>>>>>

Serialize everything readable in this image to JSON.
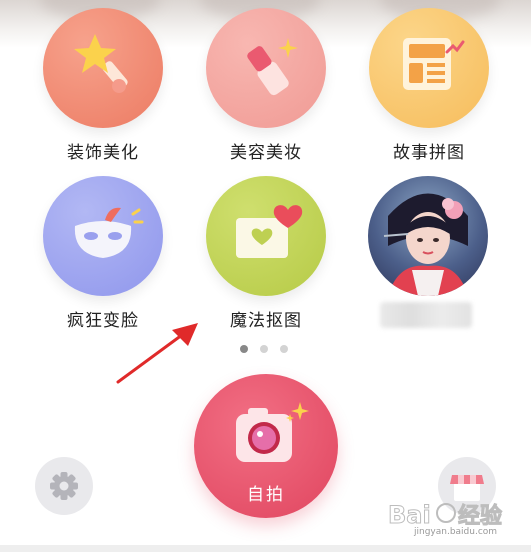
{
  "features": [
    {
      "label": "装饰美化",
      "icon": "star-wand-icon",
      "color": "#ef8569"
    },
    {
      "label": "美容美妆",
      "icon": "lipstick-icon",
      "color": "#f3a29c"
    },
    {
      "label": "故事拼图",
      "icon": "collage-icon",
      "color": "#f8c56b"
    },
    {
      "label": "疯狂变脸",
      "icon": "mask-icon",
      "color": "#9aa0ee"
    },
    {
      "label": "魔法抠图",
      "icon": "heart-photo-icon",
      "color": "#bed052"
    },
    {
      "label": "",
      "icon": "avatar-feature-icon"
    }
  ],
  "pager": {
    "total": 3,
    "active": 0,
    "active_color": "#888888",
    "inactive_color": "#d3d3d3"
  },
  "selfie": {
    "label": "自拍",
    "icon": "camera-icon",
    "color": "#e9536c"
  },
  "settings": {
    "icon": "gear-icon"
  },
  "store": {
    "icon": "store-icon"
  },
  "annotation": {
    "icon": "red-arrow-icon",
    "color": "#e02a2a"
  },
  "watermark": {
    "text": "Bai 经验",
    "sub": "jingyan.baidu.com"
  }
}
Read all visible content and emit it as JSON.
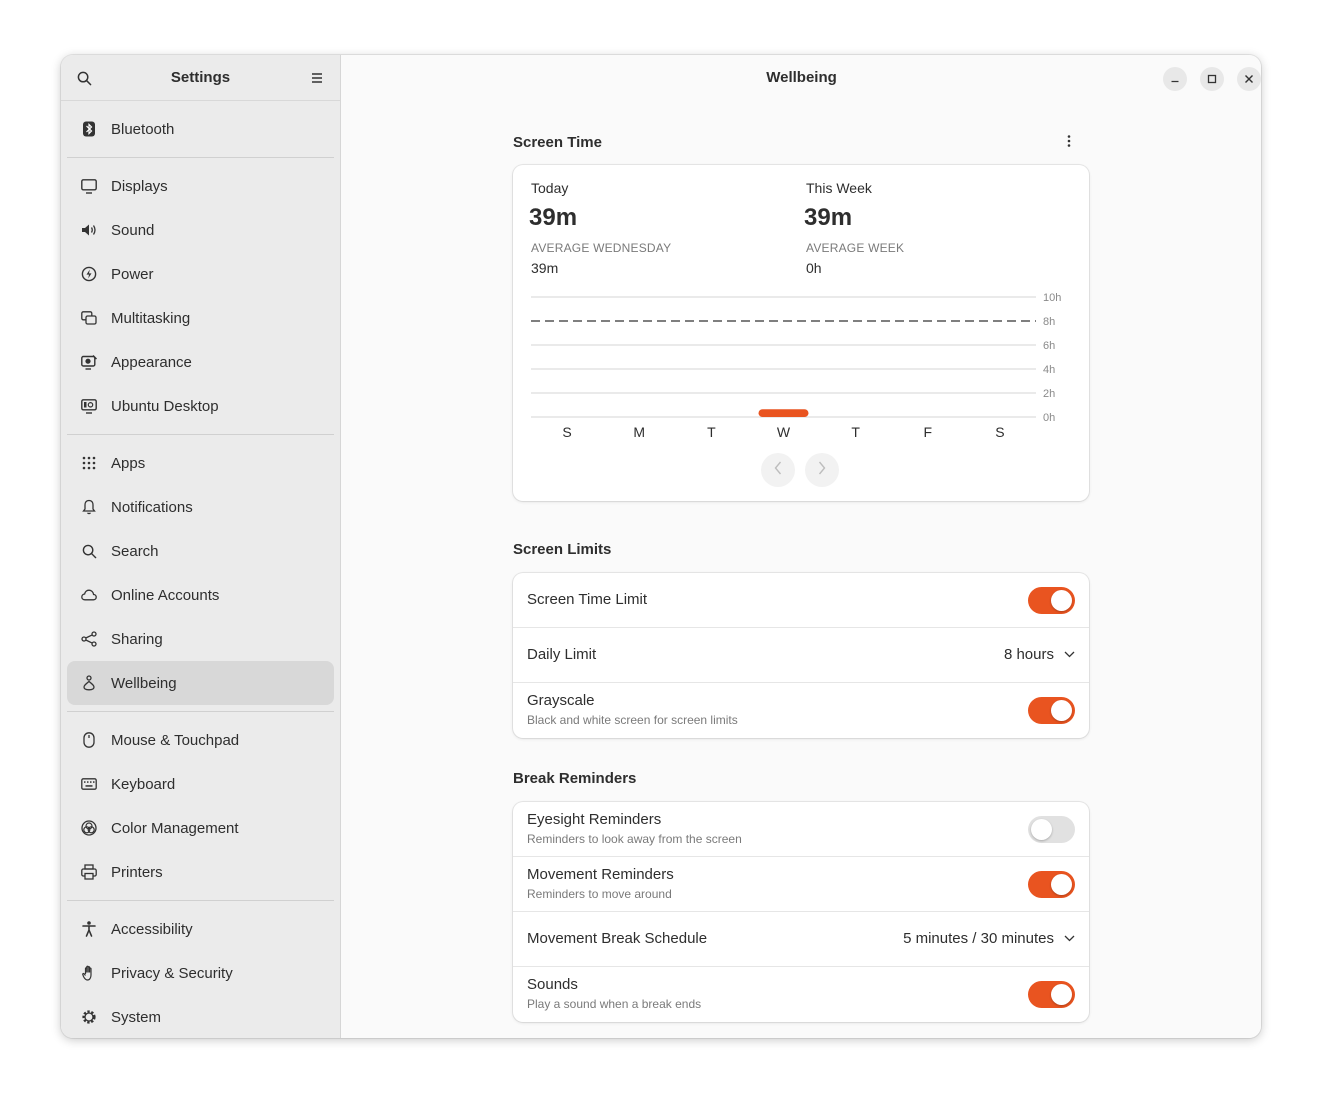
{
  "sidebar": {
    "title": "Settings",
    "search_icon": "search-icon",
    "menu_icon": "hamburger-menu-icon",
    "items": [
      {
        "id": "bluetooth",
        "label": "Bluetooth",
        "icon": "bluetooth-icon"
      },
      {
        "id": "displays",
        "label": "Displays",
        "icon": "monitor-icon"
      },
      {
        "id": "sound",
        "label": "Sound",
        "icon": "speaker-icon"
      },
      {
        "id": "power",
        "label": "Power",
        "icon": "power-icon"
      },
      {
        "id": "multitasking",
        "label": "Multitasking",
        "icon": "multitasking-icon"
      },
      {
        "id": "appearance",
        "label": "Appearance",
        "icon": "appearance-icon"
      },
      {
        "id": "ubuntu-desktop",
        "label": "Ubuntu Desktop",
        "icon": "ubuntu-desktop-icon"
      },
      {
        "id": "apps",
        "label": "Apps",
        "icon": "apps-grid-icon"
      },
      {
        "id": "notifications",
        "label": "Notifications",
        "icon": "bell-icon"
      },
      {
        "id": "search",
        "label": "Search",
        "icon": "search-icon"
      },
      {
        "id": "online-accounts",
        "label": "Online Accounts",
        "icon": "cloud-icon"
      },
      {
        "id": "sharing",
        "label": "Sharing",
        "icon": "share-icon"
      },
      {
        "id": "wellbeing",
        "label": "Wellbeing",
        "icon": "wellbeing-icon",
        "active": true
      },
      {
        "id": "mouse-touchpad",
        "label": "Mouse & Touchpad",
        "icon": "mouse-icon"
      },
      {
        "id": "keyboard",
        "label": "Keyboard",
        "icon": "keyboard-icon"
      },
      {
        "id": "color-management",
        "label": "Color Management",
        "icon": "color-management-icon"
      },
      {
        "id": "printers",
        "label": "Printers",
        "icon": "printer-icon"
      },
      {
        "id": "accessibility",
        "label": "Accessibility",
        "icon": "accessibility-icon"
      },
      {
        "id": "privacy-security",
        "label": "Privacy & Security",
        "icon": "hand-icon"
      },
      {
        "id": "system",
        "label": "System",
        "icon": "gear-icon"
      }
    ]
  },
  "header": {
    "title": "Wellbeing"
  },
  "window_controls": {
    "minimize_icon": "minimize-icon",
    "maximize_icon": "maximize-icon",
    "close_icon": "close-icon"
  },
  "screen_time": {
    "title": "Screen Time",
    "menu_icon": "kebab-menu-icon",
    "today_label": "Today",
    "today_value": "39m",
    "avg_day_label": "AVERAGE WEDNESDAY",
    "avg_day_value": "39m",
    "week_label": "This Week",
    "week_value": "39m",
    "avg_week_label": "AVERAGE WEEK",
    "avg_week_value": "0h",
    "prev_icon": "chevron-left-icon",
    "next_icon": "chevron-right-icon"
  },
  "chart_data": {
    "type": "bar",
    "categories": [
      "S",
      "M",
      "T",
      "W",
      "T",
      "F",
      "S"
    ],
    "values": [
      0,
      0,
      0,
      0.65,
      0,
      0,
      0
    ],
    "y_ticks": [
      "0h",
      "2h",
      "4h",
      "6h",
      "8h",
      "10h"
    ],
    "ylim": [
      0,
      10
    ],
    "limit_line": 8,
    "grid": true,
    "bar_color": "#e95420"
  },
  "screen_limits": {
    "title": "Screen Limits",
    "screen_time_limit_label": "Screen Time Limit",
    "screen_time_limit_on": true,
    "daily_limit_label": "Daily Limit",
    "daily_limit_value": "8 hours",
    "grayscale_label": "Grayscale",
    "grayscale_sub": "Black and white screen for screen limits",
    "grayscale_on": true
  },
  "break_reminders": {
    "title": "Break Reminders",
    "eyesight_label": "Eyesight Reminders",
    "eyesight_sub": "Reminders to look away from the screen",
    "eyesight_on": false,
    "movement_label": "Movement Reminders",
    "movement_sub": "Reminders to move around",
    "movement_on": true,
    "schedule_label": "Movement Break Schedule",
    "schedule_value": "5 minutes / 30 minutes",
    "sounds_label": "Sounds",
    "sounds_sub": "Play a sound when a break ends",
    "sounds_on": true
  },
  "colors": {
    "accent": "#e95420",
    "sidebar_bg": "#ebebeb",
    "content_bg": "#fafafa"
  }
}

<<<<<

Directions - Identify and list each line with the word "JSON".

Problem solution -
Serialize everything readable in this image to JSON.
Read all visible content and emit it as JSON.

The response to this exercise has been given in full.